> _TASK TO CARRY OUT_: For the data below, report only the number of lines containing the string "ylabel".

> _AVAILABLE DATA_:
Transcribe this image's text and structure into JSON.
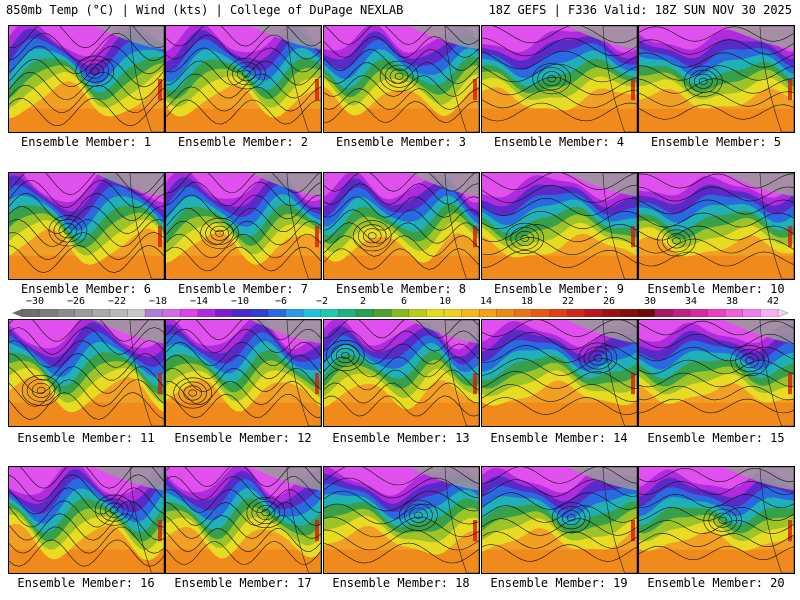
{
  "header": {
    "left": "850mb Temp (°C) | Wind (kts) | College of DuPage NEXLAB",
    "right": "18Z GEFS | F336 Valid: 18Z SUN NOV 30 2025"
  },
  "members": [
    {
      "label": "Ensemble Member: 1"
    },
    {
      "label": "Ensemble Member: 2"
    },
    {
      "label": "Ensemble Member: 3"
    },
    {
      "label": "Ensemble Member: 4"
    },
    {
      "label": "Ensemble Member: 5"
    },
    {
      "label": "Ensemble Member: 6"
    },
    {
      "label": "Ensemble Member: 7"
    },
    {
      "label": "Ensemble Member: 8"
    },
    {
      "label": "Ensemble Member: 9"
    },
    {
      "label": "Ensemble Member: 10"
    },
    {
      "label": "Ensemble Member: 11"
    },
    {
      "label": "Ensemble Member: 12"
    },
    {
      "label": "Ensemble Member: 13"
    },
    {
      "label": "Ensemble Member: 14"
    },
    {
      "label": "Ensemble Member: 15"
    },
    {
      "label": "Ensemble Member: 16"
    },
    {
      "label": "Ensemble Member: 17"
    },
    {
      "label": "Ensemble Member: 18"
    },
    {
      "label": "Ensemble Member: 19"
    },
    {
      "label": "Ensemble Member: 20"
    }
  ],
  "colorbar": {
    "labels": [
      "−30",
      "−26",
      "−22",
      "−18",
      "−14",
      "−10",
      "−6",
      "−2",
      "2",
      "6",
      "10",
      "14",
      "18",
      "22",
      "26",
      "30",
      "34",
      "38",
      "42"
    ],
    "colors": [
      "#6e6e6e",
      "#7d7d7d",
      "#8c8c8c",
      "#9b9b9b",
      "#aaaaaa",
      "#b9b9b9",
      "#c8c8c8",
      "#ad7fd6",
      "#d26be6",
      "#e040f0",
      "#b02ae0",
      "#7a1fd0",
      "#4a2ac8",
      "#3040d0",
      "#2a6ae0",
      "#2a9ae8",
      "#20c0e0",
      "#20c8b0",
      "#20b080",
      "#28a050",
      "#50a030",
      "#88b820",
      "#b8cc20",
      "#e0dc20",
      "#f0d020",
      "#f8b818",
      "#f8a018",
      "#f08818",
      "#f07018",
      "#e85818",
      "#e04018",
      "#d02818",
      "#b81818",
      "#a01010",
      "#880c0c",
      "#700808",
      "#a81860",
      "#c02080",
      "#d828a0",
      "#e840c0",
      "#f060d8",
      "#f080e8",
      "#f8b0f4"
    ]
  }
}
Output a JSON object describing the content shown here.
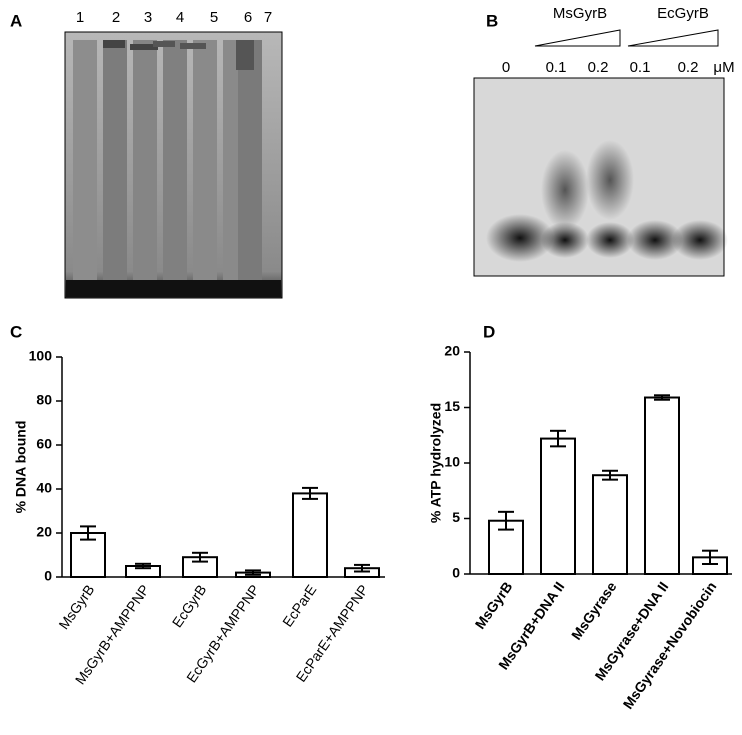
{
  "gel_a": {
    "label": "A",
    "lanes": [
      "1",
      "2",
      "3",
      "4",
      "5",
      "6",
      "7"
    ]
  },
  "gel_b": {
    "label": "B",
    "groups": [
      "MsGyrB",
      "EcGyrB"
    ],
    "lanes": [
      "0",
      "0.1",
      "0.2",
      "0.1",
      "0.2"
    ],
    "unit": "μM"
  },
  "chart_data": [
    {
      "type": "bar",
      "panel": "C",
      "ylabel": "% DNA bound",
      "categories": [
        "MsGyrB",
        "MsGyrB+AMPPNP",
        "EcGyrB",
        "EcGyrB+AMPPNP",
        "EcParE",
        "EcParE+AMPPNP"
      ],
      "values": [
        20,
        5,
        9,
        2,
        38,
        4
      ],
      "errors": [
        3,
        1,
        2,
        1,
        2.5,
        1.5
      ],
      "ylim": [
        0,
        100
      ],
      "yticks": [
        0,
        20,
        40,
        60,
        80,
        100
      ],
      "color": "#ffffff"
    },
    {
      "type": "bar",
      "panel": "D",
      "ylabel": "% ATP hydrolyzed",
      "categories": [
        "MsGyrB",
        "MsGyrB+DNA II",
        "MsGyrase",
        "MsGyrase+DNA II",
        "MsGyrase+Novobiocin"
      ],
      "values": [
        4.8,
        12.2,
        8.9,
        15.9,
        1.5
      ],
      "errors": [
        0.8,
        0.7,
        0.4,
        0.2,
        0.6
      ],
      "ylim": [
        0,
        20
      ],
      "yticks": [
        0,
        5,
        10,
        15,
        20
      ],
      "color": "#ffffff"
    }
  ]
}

* * *

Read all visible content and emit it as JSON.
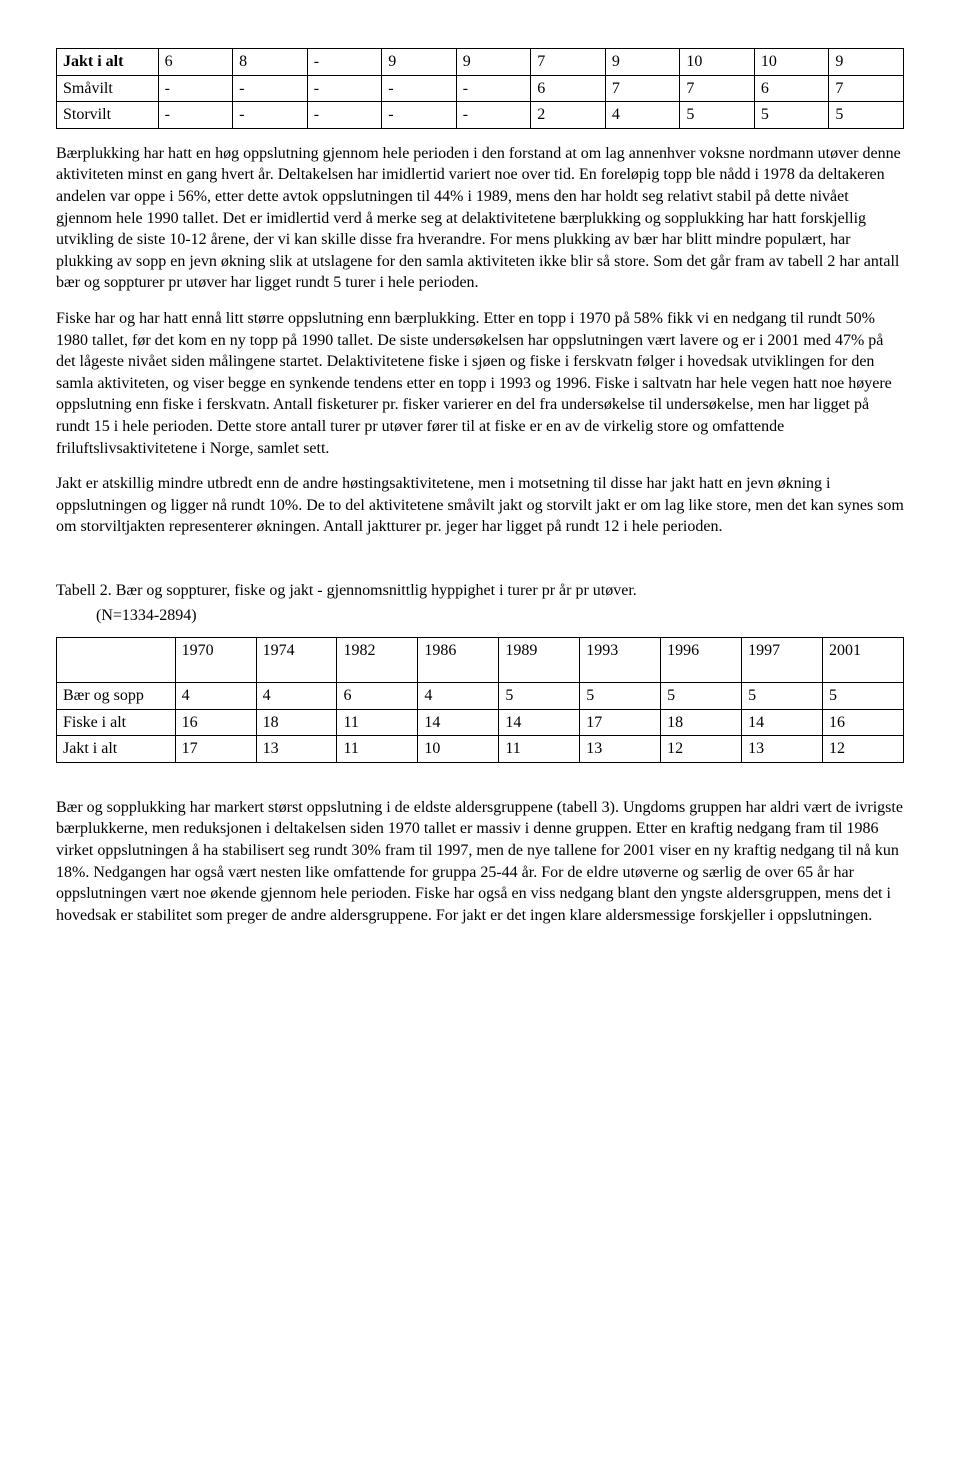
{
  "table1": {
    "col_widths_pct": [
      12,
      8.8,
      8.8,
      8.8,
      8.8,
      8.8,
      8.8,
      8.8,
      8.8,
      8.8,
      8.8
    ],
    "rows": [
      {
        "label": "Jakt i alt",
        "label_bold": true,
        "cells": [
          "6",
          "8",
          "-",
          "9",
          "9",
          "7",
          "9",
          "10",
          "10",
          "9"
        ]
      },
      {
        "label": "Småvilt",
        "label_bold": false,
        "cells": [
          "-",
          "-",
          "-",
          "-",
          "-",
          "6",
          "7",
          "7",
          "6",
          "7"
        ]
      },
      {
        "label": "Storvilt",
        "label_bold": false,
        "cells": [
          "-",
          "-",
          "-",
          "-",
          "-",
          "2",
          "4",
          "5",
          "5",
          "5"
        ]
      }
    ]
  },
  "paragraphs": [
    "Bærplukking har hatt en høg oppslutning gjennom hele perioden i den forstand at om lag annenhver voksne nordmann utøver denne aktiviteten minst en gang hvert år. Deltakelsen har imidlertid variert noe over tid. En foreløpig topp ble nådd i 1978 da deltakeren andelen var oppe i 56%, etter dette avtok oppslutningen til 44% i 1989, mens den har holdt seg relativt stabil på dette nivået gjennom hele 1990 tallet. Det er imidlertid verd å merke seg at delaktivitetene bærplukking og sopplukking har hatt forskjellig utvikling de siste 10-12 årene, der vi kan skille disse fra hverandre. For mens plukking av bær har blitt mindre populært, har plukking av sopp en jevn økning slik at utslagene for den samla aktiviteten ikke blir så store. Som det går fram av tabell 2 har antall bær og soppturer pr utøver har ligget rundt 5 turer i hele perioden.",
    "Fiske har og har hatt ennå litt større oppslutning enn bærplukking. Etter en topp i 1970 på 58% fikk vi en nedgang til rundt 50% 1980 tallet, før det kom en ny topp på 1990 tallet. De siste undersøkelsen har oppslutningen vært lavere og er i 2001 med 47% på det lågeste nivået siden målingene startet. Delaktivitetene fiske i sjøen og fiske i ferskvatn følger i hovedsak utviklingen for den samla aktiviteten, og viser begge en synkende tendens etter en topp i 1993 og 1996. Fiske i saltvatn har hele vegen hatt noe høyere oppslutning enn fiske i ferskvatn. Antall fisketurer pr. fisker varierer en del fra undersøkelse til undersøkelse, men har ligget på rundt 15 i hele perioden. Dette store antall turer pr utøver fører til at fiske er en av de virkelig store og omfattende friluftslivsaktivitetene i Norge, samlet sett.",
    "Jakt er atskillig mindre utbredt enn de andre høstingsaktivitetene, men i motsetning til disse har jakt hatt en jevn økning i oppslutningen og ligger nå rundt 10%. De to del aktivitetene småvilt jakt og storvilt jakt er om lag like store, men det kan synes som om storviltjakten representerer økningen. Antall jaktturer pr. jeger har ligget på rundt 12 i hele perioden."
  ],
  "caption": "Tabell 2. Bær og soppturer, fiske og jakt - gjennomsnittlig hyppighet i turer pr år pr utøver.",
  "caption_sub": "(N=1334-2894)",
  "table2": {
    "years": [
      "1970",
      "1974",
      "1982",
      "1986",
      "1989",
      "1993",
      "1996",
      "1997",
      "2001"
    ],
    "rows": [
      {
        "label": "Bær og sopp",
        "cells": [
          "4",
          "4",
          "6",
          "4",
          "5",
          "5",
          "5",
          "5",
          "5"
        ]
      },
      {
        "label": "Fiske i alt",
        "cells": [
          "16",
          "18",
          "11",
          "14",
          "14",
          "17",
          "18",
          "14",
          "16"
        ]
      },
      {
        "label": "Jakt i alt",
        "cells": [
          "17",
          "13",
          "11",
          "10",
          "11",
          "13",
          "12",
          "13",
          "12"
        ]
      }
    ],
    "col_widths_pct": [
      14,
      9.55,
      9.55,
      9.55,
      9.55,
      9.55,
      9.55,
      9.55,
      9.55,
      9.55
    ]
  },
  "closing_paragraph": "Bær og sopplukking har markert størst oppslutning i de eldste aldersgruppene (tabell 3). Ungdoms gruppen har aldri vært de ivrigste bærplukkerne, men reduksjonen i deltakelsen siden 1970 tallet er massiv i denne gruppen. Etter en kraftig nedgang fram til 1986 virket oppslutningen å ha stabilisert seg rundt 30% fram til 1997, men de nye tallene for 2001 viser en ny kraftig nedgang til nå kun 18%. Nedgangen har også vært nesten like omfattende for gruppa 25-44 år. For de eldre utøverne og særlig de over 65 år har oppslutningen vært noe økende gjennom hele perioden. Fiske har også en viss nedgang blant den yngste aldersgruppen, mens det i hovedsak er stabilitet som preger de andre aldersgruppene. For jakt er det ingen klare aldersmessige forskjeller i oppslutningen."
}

> _SOLUTION BELOW_: 2